Task statement
Of all the lines in the data below, how many contain "INDUSTRIAL"? Report that number alone.

Raw records
───

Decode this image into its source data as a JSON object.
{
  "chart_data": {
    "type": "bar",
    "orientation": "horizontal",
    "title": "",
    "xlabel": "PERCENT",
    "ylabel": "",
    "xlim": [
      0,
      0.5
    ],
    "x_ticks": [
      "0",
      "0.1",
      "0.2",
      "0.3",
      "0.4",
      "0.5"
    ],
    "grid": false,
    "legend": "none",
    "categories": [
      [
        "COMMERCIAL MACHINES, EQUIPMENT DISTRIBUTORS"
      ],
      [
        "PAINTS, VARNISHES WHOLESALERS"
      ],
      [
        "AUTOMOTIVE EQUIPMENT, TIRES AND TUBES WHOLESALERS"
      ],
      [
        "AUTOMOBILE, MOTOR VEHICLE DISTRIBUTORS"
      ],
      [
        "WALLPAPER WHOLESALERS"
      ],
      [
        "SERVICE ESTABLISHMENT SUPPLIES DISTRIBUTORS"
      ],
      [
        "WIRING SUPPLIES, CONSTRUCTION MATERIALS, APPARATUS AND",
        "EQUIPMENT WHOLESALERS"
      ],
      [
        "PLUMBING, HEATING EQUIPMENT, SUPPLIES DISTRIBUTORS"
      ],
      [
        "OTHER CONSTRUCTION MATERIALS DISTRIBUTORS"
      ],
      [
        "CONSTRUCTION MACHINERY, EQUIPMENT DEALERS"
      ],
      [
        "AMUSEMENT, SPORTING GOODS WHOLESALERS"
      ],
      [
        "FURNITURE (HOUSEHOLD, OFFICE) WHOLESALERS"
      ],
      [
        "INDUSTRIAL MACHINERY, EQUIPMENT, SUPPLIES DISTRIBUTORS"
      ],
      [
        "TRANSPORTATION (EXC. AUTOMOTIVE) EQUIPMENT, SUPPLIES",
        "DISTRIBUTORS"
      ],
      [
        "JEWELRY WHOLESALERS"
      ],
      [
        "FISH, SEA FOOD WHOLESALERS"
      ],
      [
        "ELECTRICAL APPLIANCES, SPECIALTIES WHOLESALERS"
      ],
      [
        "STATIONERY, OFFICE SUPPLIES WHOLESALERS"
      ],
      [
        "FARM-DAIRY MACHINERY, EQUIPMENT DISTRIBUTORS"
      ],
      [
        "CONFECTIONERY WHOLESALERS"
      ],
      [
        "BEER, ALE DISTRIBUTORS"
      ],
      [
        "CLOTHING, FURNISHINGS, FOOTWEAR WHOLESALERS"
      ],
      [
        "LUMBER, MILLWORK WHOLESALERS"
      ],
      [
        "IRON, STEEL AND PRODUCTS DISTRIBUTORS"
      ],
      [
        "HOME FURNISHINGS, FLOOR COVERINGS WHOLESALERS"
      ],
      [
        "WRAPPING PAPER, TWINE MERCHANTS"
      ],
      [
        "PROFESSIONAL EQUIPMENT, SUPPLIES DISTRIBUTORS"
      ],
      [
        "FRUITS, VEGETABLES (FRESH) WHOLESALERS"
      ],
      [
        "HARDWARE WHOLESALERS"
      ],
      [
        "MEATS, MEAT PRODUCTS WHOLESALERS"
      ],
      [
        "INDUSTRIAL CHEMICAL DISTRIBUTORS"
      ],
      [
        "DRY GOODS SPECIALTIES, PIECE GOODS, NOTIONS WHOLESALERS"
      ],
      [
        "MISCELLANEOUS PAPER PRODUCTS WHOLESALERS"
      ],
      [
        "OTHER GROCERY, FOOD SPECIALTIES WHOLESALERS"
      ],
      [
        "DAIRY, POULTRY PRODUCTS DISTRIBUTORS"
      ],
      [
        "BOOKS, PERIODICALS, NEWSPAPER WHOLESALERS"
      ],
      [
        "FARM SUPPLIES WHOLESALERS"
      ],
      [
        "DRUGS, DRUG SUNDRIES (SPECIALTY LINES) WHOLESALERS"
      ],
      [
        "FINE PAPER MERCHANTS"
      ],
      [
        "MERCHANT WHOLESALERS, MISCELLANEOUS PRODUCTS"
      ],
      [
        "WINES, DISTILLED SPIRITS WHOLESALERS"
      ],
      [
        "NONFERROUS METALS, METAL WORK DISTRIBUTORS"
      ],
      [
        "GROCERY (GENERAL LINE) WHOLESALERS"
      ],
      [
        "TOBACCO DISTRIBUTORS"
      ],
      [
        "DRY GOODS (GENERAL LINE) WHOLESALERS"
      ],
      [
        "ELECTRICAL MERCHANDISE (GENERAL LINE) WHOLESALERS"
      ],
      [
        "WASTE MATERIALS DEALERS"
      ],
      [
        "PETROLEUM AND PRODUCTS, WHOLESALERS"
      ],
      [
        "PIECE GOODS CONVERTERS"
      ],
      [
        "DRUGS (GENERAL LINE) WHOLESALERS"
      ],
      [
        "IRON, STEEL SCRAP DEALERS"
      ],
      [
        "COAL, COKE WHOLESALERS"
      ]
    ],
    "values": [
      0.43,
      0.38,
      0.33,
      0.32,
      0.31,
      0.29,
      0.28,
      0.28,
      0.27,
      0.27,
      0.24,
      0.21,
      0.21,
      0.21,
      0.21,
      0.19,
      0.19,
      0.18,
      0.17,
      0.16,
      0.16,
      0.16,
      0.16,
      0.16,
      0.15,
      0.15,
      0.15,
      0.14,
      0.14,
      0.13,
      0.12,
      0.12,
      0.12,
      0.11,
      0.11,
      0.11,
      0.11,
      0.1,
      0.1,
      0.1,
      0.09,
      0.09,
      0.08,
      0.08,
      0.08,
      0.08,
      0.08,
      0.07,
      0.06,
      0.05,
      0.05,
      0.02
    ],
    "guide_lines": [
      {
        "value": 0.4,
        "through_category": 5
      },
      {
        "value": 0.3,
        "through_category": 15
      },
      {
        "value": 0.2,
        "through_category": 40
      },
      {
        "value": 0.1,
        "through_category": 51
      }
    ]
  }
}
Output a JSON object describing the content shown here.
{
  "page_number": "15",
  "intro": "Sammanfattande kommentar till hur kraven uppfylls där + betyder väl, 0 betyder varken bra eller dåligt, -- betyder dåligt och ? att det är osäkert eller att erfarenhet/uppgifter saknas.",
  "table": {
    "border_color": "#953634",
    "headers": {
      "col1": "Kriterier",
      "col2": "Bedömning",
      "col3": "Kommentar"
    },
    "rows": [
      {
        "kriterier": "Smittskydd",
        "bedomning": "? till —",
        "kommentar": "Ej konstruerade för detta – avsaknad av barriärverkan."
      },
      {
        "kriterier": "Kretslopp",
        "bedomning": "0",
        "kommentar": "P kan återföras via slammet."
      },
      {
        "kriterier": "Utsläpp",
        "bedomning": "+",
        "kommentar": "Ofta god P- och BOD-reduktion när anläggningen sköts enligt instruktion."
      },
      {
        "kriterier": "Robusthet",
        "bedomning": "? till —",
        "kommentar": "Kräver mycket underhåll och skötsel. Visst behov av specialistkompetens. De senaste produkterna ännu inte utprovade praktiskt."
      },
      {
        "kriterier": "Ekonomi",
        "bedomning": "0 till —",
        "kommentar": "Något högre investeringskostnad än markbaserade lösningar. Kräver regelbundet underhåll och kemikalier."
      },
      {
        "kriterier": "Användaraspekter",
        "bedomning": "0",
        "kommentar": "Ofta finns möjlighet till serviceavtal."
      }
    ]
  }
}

───

Result
2